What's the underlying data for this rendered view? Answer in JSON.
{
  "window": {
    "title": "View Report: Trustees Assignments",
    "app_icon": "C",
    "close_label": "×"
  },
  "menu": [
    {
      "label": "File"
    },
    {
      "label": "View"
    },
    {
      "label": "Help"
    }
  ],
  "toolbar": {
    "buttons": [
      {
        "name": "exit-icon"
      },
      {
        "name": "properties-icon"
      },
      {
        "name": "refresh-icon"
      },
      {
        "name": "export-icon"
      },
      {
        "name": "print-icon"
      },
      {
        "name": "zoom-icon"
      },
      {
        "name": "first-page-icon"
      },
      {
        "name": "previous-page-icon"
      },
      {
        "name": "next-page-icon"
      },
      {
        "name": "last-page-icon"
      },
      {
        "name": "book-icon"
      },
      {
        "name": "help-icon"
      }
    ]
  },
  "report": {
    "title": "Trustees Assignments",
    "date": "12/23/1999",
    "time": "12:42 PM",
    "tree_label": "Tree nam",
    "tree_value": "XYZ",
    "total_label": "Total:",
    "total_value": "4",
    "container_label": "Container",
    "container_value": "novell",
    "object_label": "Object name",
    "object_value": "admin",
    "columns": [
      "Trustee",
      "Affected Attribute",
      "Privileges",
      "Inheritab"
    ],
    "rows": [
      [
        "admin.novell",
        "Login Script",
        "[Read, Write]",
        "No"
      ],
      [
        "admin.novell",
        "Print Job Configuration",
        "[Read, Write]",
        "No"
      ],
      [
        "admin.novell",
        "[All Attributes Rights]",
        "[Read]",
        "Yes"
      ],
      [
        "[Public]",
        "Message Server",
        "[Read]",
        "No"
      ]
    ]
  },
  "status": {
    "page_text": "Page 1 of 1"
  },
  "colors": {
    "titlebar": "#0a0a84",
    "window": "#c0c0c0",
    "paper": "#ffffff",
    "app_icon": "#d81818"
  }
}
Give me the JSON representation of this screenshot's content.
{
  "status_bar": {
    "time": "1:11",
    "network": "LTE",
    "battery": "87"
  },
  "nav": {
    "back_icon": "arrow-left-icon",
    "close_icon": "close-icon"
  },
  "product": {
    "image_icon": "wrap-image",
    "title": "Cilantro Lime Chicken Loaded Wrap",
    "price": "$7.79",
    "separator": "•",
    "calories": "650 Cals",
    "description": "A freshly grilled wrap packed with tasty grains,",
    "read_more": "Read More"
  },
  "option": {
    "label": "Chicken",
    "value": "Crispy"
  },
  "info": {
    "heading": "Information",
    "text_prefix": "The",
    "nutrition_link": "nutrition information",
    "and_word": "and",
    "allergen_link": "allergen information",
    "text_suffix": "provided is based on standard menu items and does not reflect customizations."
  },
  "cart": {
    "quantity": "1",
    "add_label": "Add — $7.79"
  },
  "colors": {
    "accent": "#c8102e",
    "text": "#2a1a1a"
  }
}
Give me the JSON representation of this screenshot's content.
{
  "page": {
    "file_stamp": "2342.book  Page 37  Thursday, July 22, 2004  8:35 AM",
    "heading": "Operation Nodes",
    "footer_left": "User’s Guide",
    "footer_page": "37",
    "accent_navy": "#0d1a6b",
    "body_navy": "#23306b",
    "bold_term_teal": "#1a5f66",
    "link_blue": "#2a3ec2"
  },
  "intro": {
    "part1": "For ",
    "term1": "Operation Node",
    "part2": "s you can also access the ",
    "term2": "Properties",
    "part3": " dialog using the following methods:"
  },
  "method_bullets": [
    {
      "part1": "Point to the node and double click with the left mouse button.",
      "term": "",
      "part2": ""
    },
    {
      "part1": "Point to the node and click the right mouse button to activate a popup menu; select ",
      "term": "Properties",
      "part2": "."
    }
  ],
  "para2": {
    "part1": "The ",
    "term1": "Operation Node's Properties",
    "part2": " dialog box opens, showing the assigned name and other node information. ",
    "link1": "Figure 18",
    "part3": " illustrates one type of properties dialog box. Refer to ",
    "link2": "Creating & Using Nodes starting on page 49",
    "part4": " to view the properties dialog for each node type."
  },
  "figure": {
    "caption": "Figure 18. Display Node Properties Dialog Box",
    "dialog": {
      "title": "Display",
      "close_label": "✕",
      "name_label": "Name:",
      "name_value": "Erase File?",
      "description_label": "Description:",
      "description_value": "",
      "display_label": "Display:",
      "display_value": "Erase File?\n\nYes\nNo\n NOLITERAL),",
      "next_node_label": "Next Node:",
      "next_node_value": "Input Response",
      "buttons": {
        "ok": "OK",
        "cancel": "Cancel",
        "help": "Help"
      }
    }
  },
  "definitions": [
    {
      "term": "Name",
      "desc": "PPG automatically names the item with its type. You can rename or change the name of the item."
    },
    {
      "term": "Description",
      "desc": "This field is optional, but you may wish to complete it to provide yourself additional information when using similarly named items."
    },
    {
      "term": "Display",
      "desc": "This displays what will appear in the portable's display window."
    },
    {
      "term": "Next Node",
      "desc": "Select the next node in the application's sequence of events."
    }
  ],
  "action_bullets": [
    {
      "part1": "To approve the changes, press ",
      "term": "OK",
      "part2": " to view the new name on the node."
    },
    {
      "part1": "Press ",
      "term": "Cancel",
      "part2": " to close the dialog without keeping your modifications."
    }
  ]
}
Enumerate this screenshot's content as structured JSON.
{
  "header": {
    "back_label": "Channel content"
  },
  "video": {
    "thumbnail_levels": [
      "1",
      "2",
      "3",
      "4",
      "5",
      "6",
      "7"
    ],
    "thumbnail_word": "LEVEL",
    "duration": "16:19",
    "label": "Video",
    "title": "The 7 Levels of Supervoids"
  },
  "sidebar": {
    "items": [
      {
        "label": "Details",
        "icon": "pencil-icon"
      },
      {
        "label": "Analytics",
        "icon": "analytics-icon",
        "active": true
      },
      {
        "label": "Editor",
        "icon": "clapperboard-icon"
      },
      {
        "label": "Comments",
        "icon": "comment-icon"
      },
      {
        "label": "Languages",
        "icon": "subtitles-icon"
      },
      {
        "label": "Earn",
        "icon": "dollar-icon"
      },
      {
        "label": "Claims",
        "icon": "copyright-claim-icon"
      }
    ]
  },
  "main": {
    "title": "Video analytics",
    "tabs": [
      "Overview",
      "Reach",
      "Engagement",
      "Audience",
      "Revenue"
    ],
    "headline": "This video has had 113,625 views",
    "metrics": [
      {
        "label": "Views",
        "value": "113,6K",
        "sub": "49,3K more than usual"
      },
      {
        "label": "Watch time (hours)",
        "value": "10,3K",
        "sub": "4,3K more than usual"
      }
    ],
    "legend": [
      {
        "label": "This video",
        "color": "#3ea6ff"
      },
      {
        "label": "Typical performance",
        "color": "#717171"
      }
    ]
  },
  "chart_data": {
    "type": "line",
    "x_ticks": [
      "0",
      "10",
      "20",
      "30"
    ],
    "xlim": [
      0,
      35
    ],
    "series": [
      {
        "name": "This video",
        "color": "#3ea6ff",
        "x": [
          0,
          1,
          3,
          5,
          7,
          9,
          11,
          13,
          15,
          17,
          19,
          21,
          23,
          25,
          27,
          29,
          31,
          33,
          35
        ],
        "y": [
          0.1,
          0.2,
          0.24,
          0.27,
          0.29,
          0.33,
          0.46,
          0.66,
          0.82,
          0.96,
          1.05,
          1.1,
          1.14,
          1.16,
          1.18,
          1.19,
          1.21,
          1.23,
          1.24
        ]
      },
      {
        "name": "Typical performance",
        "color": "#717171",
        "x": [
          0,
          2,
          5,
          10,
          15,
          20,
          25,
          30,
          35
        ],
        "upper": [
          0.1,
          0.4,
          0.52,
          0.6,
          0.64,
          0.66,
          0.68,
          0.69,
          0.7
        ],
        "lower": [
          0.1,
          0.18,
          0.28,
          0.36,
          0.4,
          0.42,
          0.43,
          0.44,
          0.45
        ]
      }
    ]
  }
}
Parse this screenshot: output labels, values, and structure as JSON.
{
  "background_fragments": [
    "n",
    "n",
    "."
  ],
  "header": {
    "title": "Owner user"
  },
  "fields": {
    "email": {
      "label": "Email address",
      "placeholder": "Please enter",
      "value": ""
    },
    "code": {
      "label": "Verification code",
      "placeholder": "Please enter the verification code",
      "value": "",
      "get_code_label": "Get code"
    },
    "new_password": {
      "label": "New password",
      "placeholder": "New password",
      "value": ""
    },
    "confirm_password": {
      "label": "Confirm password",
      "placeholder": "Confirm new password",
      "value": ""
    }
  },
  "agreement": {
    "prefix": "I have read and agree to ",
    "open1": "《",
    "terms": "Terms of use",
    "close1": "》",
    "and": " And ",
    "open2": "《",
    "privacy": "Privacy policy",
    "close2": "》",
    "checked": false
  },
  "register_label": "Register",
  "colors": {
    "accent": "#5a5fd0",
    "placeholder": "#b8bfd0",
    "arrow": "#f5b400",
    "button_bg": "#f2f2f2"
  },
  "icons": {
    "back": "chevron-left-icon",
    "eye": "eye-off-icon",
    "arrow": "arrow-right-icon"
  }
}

※

Work to do
Pull out every line containing "screenshot".

Full response
Give me the JSON representation of this screenshot's content.
Give me the JSON representation of this screenshot's content.
Enumerate this screenshot's content as structured JSON.
Parse this screenshot: output labels, values, and structure as JSON.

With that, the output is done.